## Provided data
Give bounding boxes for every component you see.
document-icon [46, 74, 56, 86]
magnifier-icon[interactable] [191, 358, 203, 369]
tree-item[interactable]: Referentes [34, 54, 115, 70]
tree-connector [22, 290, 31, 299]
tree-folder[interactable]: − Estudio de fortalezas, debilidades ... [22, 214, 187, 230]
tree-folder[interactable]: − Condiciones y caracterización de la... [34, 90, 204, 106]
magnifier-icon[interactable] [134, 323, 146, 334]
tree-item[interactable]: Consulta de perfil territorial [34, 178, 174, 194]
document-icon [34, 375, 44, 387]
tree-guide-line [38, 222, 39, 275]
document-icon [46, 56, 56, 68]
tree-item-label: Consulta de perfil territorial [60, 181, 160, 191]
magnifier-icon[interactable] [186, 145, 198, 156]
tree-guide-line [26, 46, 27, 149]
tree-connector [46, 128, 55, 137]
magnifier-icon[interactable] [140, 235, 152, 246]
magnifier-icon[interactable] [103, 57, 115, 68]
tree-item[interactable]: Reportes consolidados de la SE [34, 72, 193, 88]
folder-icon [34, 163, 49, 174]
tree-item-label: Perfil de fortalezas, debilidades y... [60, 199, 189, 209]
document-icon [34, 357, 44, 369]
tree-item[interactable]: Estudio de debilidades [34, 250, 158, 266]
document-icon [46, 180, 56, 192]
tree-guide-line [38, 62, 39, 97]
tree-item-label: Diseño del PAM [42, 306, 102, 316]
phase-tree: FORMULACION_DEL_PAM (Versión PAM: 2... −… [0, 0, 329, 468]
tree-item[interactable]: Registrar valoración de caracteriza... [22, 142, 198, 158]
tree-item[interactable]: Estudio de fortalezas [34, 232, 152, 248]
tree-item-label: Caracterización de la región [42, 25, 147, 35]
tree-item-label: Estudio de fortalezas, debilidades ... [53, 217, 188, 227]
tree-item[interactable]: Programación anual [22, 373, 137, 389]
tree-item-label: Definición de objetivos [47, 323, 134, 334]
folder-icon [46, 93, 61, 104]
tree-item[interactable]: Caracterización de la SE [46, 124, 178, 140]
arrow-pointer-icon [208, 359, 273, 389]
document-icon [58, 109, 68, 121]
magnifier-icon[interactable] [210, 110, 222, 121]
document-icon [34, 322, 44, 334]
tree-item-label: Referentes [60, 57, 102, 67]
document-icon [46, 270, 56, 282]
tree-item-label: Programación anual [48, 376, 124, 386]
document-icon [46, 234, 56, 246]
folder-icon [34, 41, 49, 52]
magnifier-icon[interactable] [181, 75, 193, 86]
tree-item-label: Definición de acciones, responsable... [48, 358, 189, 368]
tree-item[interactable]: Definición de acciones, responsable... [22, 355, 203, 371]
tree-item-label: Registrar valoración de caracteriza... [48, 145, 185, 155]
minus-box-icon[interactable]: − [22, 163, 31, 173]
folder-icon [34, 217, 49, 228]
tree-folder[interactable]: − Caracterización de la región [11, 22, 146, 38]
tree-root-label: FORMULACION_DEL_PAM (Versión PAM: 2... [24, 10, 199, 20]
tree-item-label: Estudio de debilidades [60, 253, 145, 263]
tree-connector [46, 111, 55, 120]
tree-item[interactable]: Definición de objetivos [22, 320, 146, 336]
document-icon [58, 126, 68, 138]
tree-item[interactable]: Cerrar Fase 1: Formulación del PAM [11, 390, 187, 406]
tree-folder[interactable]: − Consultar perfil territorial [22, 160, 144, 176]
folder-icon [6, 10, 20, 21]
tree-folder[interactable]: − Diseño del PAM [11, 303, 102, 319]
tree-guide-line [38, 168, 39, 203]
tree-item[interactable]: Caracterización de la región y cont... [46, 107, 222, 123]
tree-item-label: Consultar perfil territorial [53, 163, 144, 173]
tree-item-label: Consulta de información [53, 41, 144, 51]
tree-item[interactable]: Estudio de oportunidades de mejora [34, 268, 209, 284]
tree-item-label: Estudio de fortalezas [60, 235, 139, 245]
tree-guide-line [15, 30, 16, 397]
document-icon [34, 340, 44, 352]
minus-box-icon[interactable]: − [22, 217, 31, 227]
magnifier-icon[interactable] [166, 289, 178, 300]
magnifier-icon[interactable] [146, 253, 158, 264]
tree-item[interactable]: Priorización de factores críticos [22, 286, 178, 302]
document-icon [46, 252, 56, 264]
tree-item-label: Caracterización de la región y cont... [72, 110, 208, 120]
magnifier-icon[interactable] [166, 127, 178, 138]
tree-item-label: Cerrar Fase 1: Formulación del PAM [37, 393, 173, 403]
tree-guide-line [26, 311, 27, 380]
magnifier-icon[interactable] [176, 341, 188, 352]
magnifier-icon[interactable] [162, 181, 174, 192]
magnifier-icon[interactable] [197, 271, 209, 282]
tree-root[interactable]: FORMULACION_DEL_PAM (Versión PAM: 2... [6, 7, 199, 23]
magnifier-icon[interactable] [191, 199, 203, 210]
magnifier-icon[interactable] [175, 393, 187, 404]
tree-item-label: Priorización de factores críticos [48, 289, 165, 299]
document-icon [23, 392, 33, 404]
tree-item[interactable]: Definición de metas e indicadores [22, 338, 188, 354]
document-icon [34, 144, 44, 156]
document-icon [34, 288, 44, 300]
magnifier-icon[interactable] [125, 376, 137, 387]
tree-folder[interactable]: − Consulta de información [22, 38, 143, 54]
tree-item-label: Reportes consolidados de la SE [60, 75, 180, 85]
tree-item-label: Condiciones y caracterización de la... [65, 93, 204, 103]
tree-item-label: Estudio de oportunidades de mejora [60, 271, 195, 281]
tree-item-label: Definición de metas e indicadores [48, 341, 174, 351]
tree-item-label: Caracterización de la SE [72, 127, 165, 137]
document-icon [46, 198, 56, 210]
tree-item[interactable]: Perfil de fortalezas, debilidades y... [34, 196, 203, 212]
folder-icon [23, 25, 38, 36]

## Work required
Please output the lines of the records exactly, from the start of the records through the line containing "tree-folder[interactable]: − Condiciones", including both ends.

## Finished answer
Give bounding boxes for every component you see.
document-icon [46, 74, 56, 86]
magnifier-icon[interactable] [191, 358, 203, 369]
tree-item[interactable]: Referentes [34, 54, 115, 70]
tree-connector [22, 290, 31, 299]
tree-folder[interactable]: − Estudio de fortalezas, debilidades ... [22, 214, 187, 230]
tree-folder[interactable]: − Condiciones y caracterización de la... [34, 90, 204, 106]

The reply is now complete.